## Begin Entries

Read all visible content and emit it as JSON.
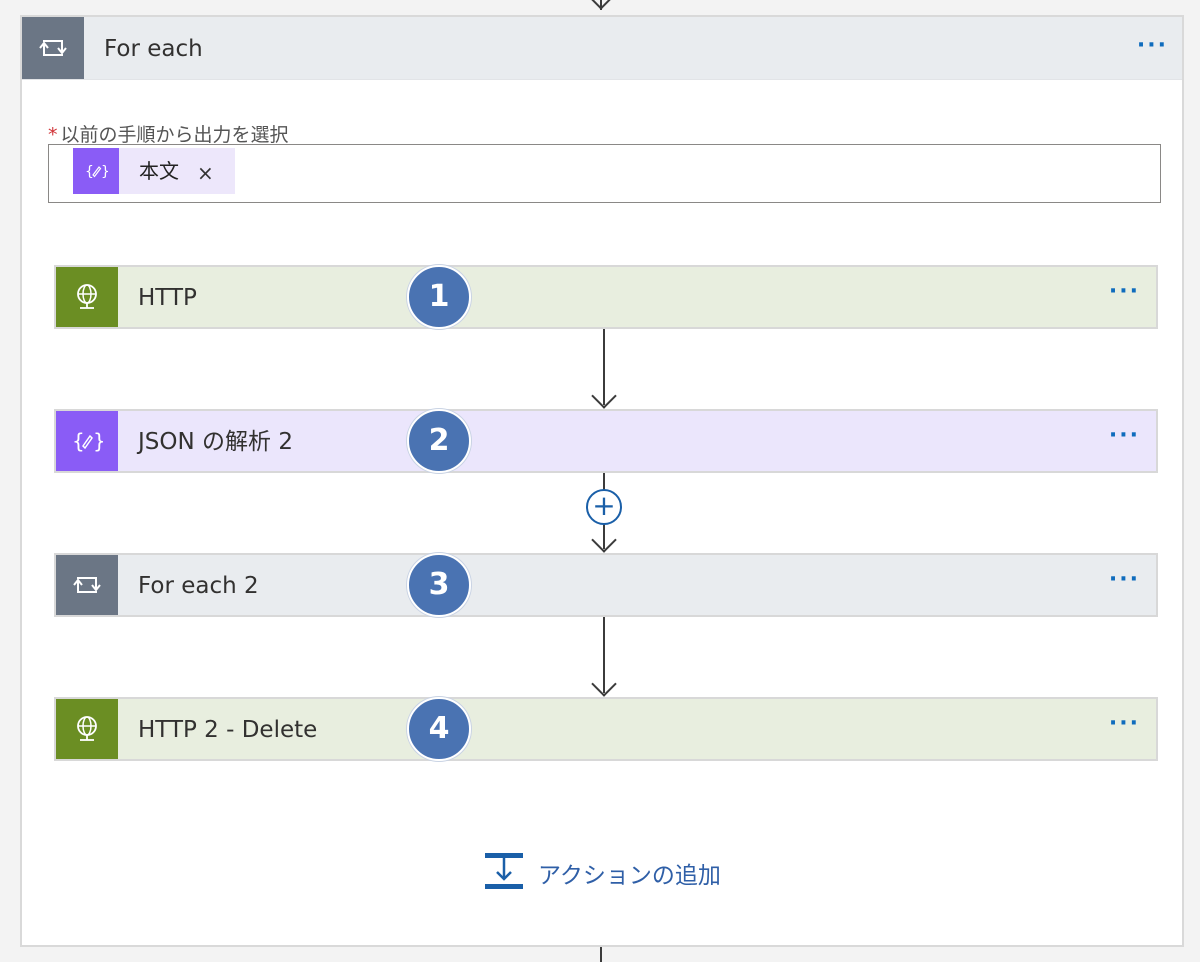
{
  "container": {
    "title": "For each",
    "more": "···",
    "field": {
      "required_mark": "*",
      "label": "以前の手順から出力を選択",
      "token": {
        "label": "本文",
        "remove": "×"
      }
    }
  },
  "actions": [
    {
      "title": "HTTP",
      "badge": "1",
      "more": "···",
      "kind": "http"
    },
    {
      "title": "JSON の解析 2",
      "badge": "2",
      "more": "···",
      "kind": "json"
    },
    {
      "title": "For each 2",
      "badge": "3",
      "more": "···",
      "kind": "loop"
    },
    {
      "title": "HTTP 2 - Delete",
      "badge": "4",
      "more": "···",
      "kind": "http"
    }
  ],
  "insert_step": "+",
  "add_action": {
    "label": "アクションの追加"
  },
  "colors": {
    "http_accent": "#6b8e23",
    "json_accent": "#8a5cf6",
    "loop_accent": "#6b7685",
    "badge": "#4a73b2",
    "link": "#2f5fa7"
  },
  "icons": {
    "loop": "loop-icon",
    "http": "globe-icon",
    "json": "data-operation-icon",
    "add_action": "add-action-icon"
  }
}
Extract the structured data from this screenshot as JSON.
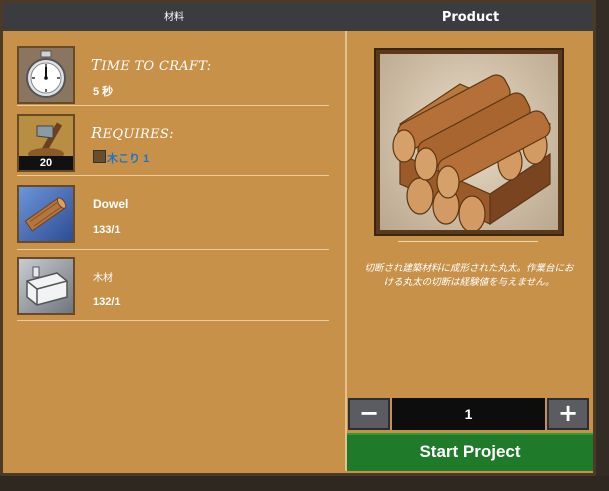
{
  "tabs": {
    "materials_label": "材料",
    "product_label": "Product"
  },
  "left": {
    "craft_time": {
      "title": "Time to craft:",
      "value": "5 秒",
      "icon": "stopwatch-icon"
    },
    "requires": {
      "title": "Requires:",
      "skill": "木こり",
      "level": "1",
      "badge": "20",
      "icon": "woodcutting-icon"
    },
    "materials": [
      {
        "name": "Dowel",
        "count": "133/1",
        "icon": "dowel-icon"
      },
      {
        "name": "木材",
        "count": "132/1",
        "icon": "lumber-icon"
      }
    ]
  },
  "right": {
    "product_icon": "log-stack-icon",
    "description": "切断され建築材料に成形された丸太。作業台における丸太の切断は経験値を与えません。",
    "quantity": "1",
    "minus_label": "−",
    "plus_label": "+",
    "start_label": "Start Project"
  },
  "colors": {
    "panel": "#c8914a",
    "tabbar": "#3a3c40",
    "start": "#1f7a2a",
    "link": "#1b74c8"
  }
}
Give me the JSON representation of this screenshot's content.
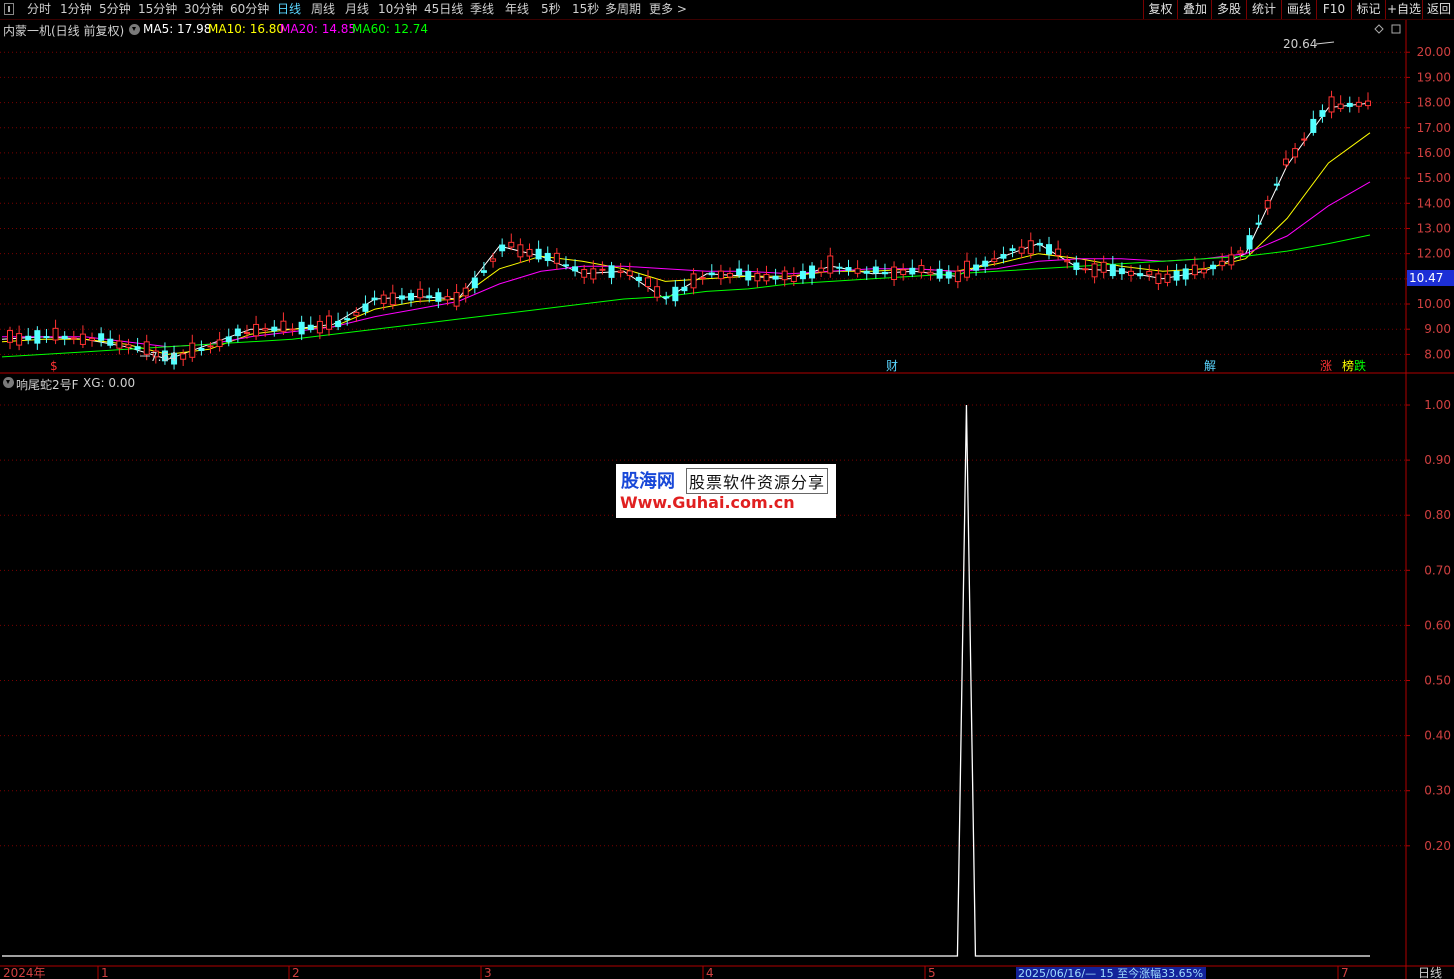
{
  "toolbar": {
    "periods": [
      "分时",
      "1分钟",
      "5分钟",
      "15分钟",
      "30分钟",
      "60分钟",
      "日线",
      "周线",
      "月线",
      "10分钟",
      "45日线",
      "季线",
      "年线",
      "5秒",
      "15秒",
      "多周期",
      "更多 >"
    ],
    "active_period": "日线",
    "right_buttons": [
      "复权",
      "叠加",
      "多股",
      "统计",
      "画线",
      "F10",
      "标记",
      "+自选",
      "返回"
    ]
  },
  "main_chart": {
    "title": "内蒙一机(日线 前复权)",
    "ma": [
      {
        "label": "MA5: 17.98",
        "color": "#ffffff"
      },
      {
        "label": "MA10: 16.80",
        "color": "#ffff00"
      },
      {
        "label": "MA20: 14.85",
        "color": "#ff00ff"
      },
      {
        "label": "MA60: 12.74",
        "color": "#00ff00"
      }
    ],
    "high_label": "20.64",
    "low_label": "7.64",
    "price_marker": "10.47",
    "events": [
      {
        "label": "$",
        "color": "#ff3333"
      },
      {
        "label": "财",
        "color": "#5ad6ff"
      },
      {
        "label": "解",
        "color": "#5ad6ff"
      },
      {
        "label": "涨",
        "color": "#ff3333"
      },
      {
        "label": "榜",
        "color": "#ffff00"
      },
      {
        "label": "跌",
        "color": "#00ff00"
      }
    ]
  },
  "indicator": {
    "title": "响尾蛇2号F",
    "value_label": "XG: 0.00"
  },
  "bottom_bar": {
    "year_label": "2024年",
    "months": [
      "1",
      "2",
      "3",
      "4",
      "5",
      "7"
    ],
    "info": "2025/06/16/— 15 至今涨幅33.65%",
    "period": "日线"
  },
  "watermark": {
    "line1": "股海网",
    "line2": "股票软件资源分享",
    "line3": "Www.Guhai.com.cn"
  },
  "chart_data": [
    {
      "type": "line",
      "title": "内蒙一机(日线 前复权)",
      "y_ticks": [
        8.0,
        9.0,
        10.0,
        11.0,
        12.0,
        13.0,
        14.0,
        15.0,
        16.0,
        17.0,
        18.0,
        19.0,
        20.0
      ],
      "ylim": [
        7.3,
        21.2
      ],
      "grid": true,
      "series": [
        {
          "name": "MA5",
          "color": "#ffffff",
          "values": [
            8.6,
            8.7,
            8.6,
            8.3,
            7.8,
            8.4,
            9.0,
            9.0,
            9.2,
            10.2,
            10.3,
            10.2,
            12.3,
            11.9,
            11.2,
            11.3,
            10.2,
            11.2,
            11.1,
            11.0,
            11.5,
            11.2,
            11.3,
            11.1,
            11.8,
            12.4,
            11.4,
            11.3,
            11.0,
            11.3,
            12.0,
            15.5,
            17.8,
            17.98
          ]
        },
        {
          "name": "MA10",
          "color": "#ffff00",
          "values": [
            8.5,
            8.6,
            8.6,
            8.4,
            8.0,
            8.2,
            8.8,
            9.0,
            9.1,
            9.8,
            10.1,
            10.2,
            11.4,
            11.9,
            11.7,
            11.4,
            10.9,
            11.0,
            11.1,
            11.1,
            11.3,
            11.3,
            11.4,
            11.3,
            11.6,
            12.0,
            11.8,
            11.5,
            11.3,
            11.4,
            11.8,
            13.4,
            15.6,
            16.8
          ]
        },
        {
          "name": "MA20",
          "color": "#ff00ff",
          "values": [
            8.7,
            8.7,
            8.7,
            8.5,
            8.3,
            8.4,
            8.7,
            8.9,
            9.1,
            9.5,
            9.8,
            10.1,
            10.8,
            11.3,
            11.5,
            11.5,
            11.4,
            11.3,
            11.3,
            11.2,
            11.3,
            11.4,
            11.4,
            11.3,
            11.4,
            11.7,
            11.8,
            11.8,
            11.7,
            11.8,
            12.0,
            12.7,
            13.9,
            14.85
          ]
        },
        {
          "name": "MA60",
          "color": "#00ff00",
          "values": [
            7.9,
            8.0,
            8.1,
            8.2,
            8.3,
            8.4,
            8.5,
            8.6,
            8.8,
            9.0,
            9.2,
            9.4,
            9.6,
            9.8,
            10.0,
            10.2,
            10.3,
            10.5,
            10.6,
            10.8,
            10.9,
            11.0,
            11.1,
            11.2,
            11.3,
            11.4,
            11.5,
            11.6,
            11.7,
            11.8,
            11.9,
            12.1,
            12.4,
            12.74
          ]
        }
      ]
    },
    {
      "type": "line",
      "title": "响尾蛇2号F",
      "y_ticks": [
        0.2,
        0.3,
        0.4,
        0.5,
        0.6,
        0.7,
        0.8,
        0.9,
        1.0
      ],
      "ylim": [
        0.0,
        1.02
      ],
      "grid": true,
      "series": [
        {
          "name": "XG",
          "color": "#ffffff",
          "signal_at_fraction": 0.705,
          "values": [
            0,
            1,
            0
          ]
        }
      ]
    }
  ]
}
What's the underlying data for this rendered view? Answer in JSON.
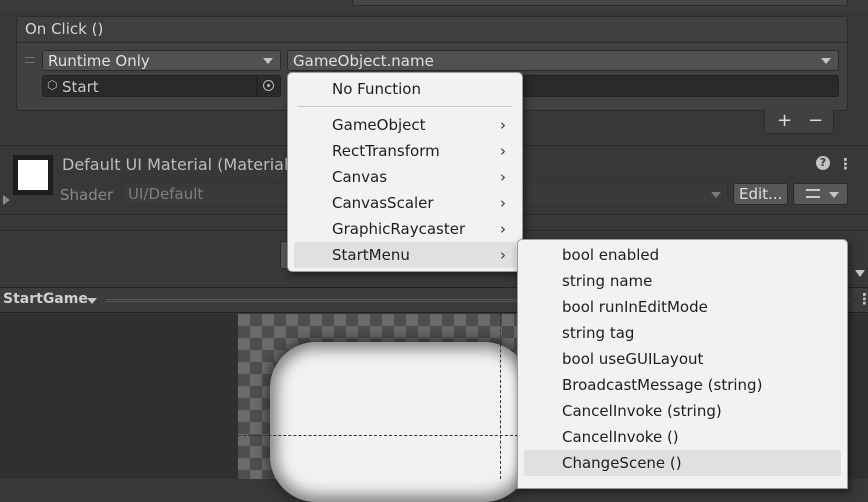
{
  "event": {
    "title": "On Click ()",
    "runtime_dropdown": "Runtime Only",
    "function_dropdown": "GameObject.name",
    "object_field": "Start",
    "add_button": "+",
    "remove_button": "−"
  },
  "material": {
    "title": "Default UI Material (Material)",
    "shader_label": "Shader",
    "shader_value": "UI/Default",
    "edit_button": "Edit..."
  },
  "scene": {
    "gameobject_dropdown": "StartGame"
  },
  "menu": {
    "items": [
      {
        "label": "No Function",
        "submenu": false
      },
      {
        "label": "GameObject",
        "submenu": true
      },
      {
        "label": "RectTransform",
        "submenu": true
      },
      {
        "label": "Canvas",
        "submenu": true
      },
      {
        "label": "CanvasScaler",
        "submenu": true
      },
      {
        "label": "GraphicRaycaster",
        "submenu": true
      },
      {
        "label": "StartMenu",
        "submenu": true,
        "highlighted": true
      }
    ]
  },
  "submenu": {
    "items": [
      {
        "label": "bool enabled"
      },
      {
        "label": "string name"
      },
      {
        "label": "bool runInEditMode"
      },
      {
        "label": "string tag"
      },
      {
        "label": "bool useGUILayout"
      },
      {
        "label": "BroadcastMessage (string)"
      },
      {
        "label": "CancelInvoke (string)"
      },
      {
        "label": "CancelInvoke ()"
      },
      {
        "label": "ChangeScene ()",
        "highlighted": true
      }
    ]
  },
  "colors": {
    "panel": "#383838",
    "field": "#2a2a2a",
    "menu": "#f2f2f2",
    "menu_highlight": "#e0e0e0"
  }
}
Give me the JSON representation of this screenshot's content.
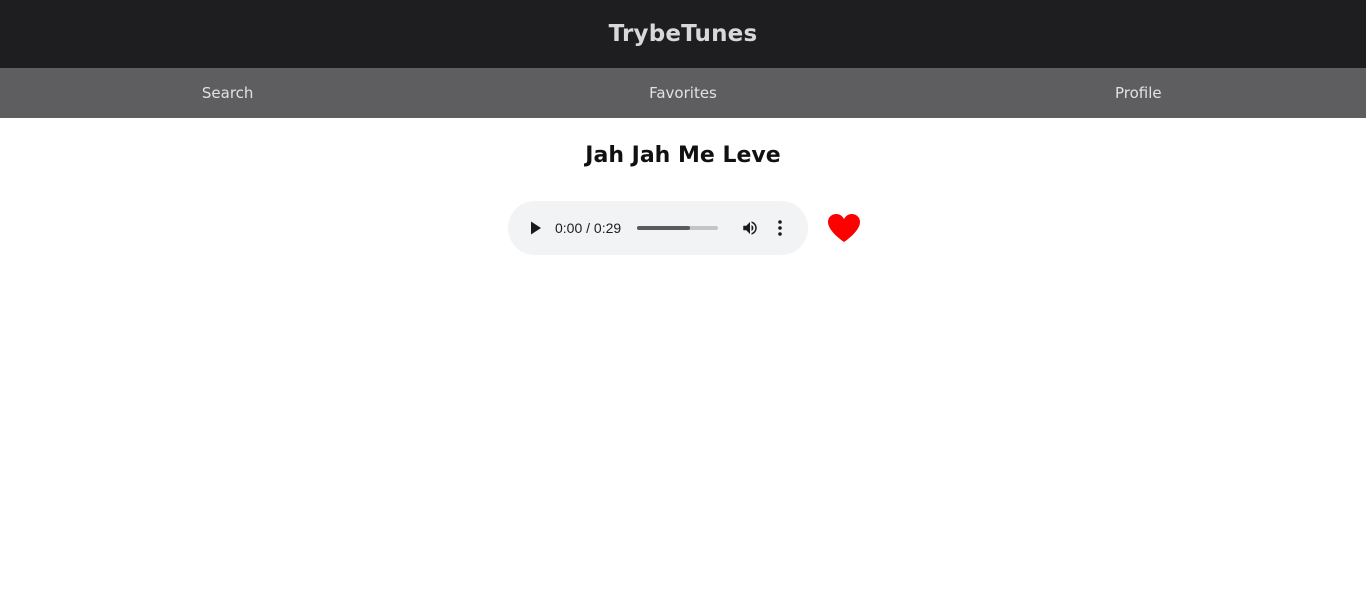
{
  "header": {
    "title": "TrybeTunes"
  },
  "nav": {
    "items": [
      {
        "label": "Search"
      },
      {
        "label": "Favorites"
      },
      {
        "label": "Profile"
      }
    ]
  },
  "track": {
    "title": "Jah Jah Me Leve",
    "player": {
      "time_text": "0:00 / 0:29",
      "progress_fraction": 0.65,
      "play_icon": "play-icon",
      "volume_icon": "volume-icon",
      "more_icon": "more-vertical-icon"
    },
    "favorite": {
      "checked": true,
      "icon": "heart-icon",
      "color": "#ff0000"
    }
  },
  "colors": {
    "header_bg": "#1e1e20",
    "nav_bg": "#5e5e60",
    "player_bg": "#f1f3f4"
  }
}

## End Entries

What to work on => Identify each line in the records above containing the word "string"; copy those lines.

Answer in full =>
        "label": "string name"
        "label": "string tag"
        "label": "BroadcastMessage (string)"
        "label": "CancelInvoke (string)"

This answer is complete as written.